Records
···

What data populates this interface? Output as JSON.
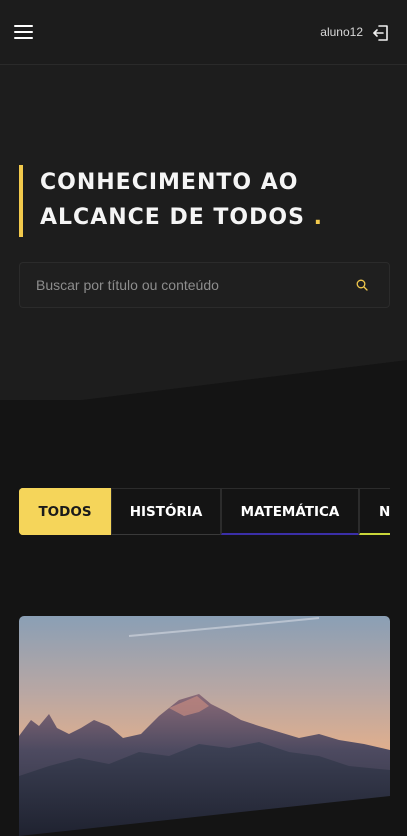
{
  "header": {
    "menu_icon": "hamburger-menu-icon",
    "username": "aluno12",
    "logout_icon": "logout-icon"
  },
  "hero": {
    "title_line1": "CONHECIMENTO AO",
    "title_line2": "ALCANCE DE TODOS",
    "title_dot": ".",
    "accent_color": "#f2c94c"
  },
  "search": {
    "placeholder": "Buscar por título ou conteúdo",
    "icon": "search-icon"
  },
  "tabs": [
    {
      "label": "TODOS",
      "active": true
    },
    {
      "label": "HISTÓRIA"
    },
    {
      "label": "MATEMÁTICA"
    },
    {
      "label": "N"
    }
  ],
  "card": {
    "image": "mountain-landscape"
  }
}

···

- **WHAT THIS TASK INVOLVES**: Look through the data above. Each line containing the word "label" needs to be copied.

- **TASK RESPONSE**:
      "label": "TODOS",
      "label": "HISTÓRIA"
      "label": "MATEMÁTICA"
      "label": "N"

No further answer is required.